§ **What you have to do**
Exactly repeat the material, dropping only the pictures.

+ + + + + + +

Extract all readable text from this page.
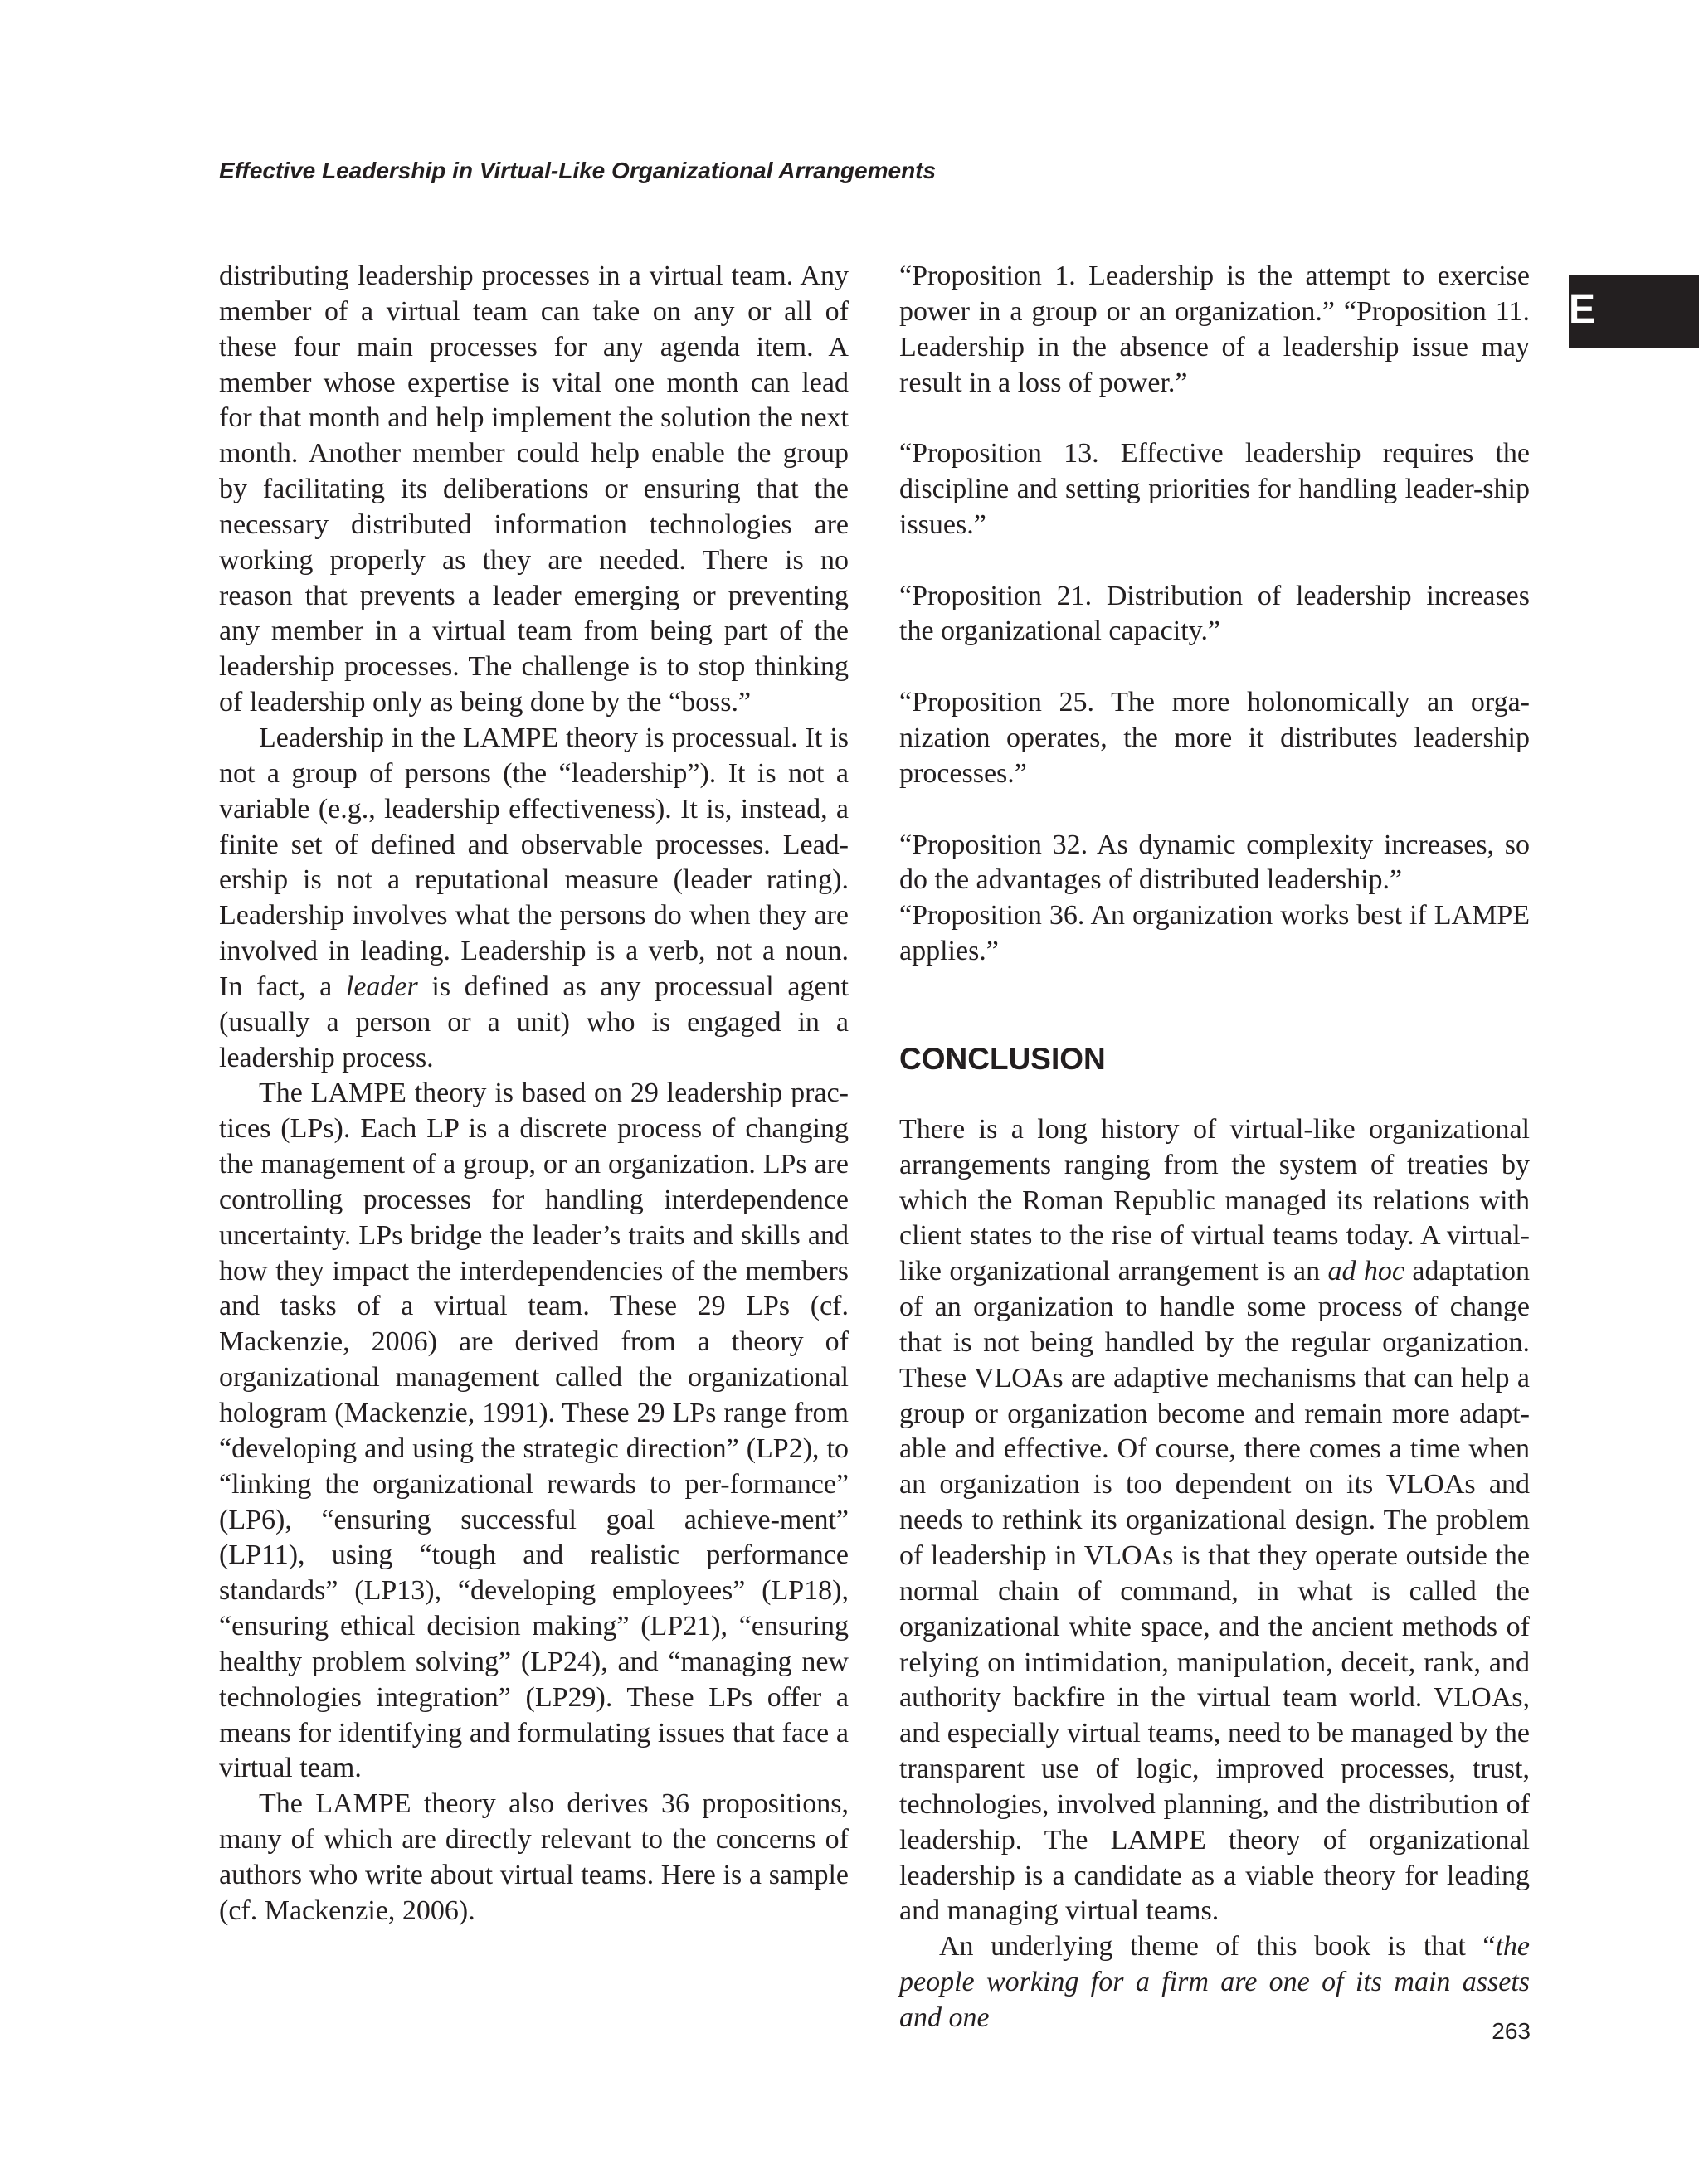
Effective Leadership in Virtual-Like Organizational Arrangements

E

distributing leadership processes in a virtual team. Any member of a virtual team can take on any or all of these four main processes for any agenda item. A member whose expertise is vital one month can lead for that month and help implement the solution the next month. Another member could help enable the group by facilitating its deliberations or ensuring that the necessary distributed information technologies are working properly as they are needed. There is no reason that prevents a leader emerging or preventing any member in a virtual team from being part of the leadership processes. The challenge is to stop thinking of leadership only as being done by the “boss.”

Leadership in the LAMPE theory is processual. It is not a group of persons (the “leadership”). It is not a variable (e.g., leadership effectiveness). It is, instead, a finite set of defined and observable processes. Lead-ership is not a reputational measure (leader rating). Leadership involves what the persons do when they are involved in leading. Leadership is a verb, not a noun. In fact, a leader is defined as any processual agent (usually a person or a unit) who is engaged in a leadership process.

The LAMPE theory is based on 29 leadership prac-tices (LPs). Each LP is a discrete process of changing the management of a group, or an organization. LPs are controlling processes for handling interdependence uncertainty. LPs bridge the leader’s traits and skills and how they impact the interdependencies of the members and tasks of a virtual team. These 29 LPs (cf. Mackenzie, 2006) are derived from a theory of organizational management called the organizational hologram (Mackenzie, 1991). These 29 LPs range from “developing and using the strategic direction” (LP2), to “linking the organizational rewards to per-formance” (LP6), “ensuring successful goal achieve-ment” (LP11), using “tough and realistic performance standards” (LP13), “developing employees” (LP18), “ensuring ethical decision making” (LP21), “ensuring healthy problem solving” (LP24), and “managing new technologies integration” (LP29). These LPs offer a means for identifying and formulating issues that face a virtual team.

The LAMPE theory also derives 36 propositions, many of which are directly relevant to the concerns of authors who write about virtual teams. Here is a sample (cf. Mackenzie, 2006).

“Proposition 1. Leadership is the attempt to exercise power in a group or an organization.” “Proposition 11. Leadership in the absence of a leadership issue may result in a loss of power.”

“Proposition 13. Effective leadership requires the discipline and setting priorities for handling leader-ship issues.”

“Proposition 21. Distribution of leadership increases the organizational capacity.”

“Proposition 25. The more holonomically an orga-nization operates, the more it distributes leadership processes.”

“Proposition 32. As dynamic complexity increases, so do the advantages of distributed leadership.”

“Proposition 36. An organization works best if LAMPE applies.”

CONCLUSION

There is a long history of virtual-like organizational arrangements ranging from the system of treaties by which the Roman Republic managed its relations with client states to the rise of virtual teams today. A virtual-like organizational arrangement is an ad hoc adaptation of an organization to handle some process of change that is not being handled by the regular organization. These VLOAs are adaptive mechanisms that can help a group or organization become and remain more adapt-able and effective. Of course, there comes a time when an organization is too dependent on its VLOAs and needs to rethink its organizational design. The problem of leadership in VLOAs is that they operate outside the normal chain of command, in what is called the organizational white space, and the ancient methods of relying on intimidation, manipulation, deceit, rank, and authority backfire in the virtual team world. VLOAs, and especially virtual teams, need to be managed by the transparent use of logic, improved processes, trust, technologies, involved planning, and the distribution of leadership. The LAMPE theory of organizational leadership is a candidate as a viable theory for leading and managing virtual teams.

An underlying theme of this book is that “the people working for a firm are one of its main assets and one	263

+ + + + + + +

§ **Solution for this exercise**
Extract all readable text from this page.
Effective Leadership in Virtual-Like Organizational Arrangements

E

distributing leadership processes in a virtual team. Any member of a virtual team can take on any or all of these four main processes for any agenda item. A member whose expertise is vital one month can lead for that month and help implement the solution the next month. Another member could help enable the group by facilitating its deliberations or ensuring that the necessary distributed information technologies are working properly as they are needed. There is no reason that prevents a leader emerging or preventing any member in a virtual team from being part of the leadership processes. The challenge is to stop thinking of leadership only as being done by the “boss.”

Leadership in the LAMPE theory is processual. It is not a group of persons (the “leadership”). It is not a variable (e.g., leadership effectiveness). It is, instead, a finite set of defined and observable processes. Lead-ership is not a reputational measure (leader rating). Leadership involves what the persons do when they are involved in leading. Leadership is a verb, not a noun. In fact, a leader is defined as any processual agent (usually a person or a unit) who is engaged in a leadership process.

The LAMPE theory is based on 29 leadership prac-tices (LPs). Each LP is a discrete process of changing the management of a group, or an organization. LPs are controlling processes for handling interdependence uncertainty. LPs bridge the leader’s traits and skills and how they impact the interdependencies of the members and tasks of a virtual team. These 29 LPs (cf. Mackenzie, 2006) are derived from a theory of organizational management called the organizational hologram (Mackenzie, 1991). These 29 LPs range from “developing and using the strategic direction” (LP2), to “linking the organizational rewards to per-formance” (LP6), “ensuring successful goal achieve-ment” (LP11), using “tough and realistic performance standards” (LP13), “developing employees” (LP18), “ensuring ethical decision making” (LP21), “ensuring healthy problem solving” (LP24), and “managing new technologies integration” (LP29). These LPs offer a means for identifying and formulating issues that face a virtual team.

The LAMPE theory also derives 36 propositions, many of which are directly relevant to the concerns of authors who write about virtual teams. Here is a sample (cf. Mackenzie, 2006).

“Proposition 1. Leadership is the attempt to exercise power in a group or an organization.” “Proposition 11. Leadership in the absence of a leadership issue may result in a loss of power.”

“Proposition 13. Effective leadership requires the discipline and setting priorities for handling leader-ship issues.”

“Proposition 21. Distribution of leadership increases the organizational capacity.”

“Proposition 25. The more holonomically an orga-nization operates, the more it distributes leadership processes.”

“Proposition 32. As dynamic complexity increases, so do the advantages of distributed leadership.”

“Proposition 36. An organization works best if LAMPE applies.”

CONCLUSION

There is a long history of virtual-like organizational arrangements ranging from the system of treaties by which the Roman Republic managed its relations with client states to the rise of virtual teams today. A virtual-like organizational arrangement is an ad hoc adaptation of an organization to handle some process of change that is not being handled by the regular organization. These VLOAs are adaptive mechanisms that can help a group or organization become and remain more adapt-able and effective. Of course, there comes a time when an organization is too dependent on its VLOAs and needs to rethink its organizational design. The problem of leadership in VLOAs is that they operate outside the normal chain of command, in what is called the organizational white space, and the ancient methods of relying on intimidation, manipulation, deceit, rank, and authority backfire in the virtual team world. VLOAs, and especially virtual teams, need to be managed by the transparent use of logic, improved processes, trust, technologies, involved planning, and the distribution of leadership. The LAMPE theory of organizational leadership is a candidate as a viable theory for leading and managing virtual teams.

An underlying theme of this book is that “the people working for a firm are one of its main assets and one	263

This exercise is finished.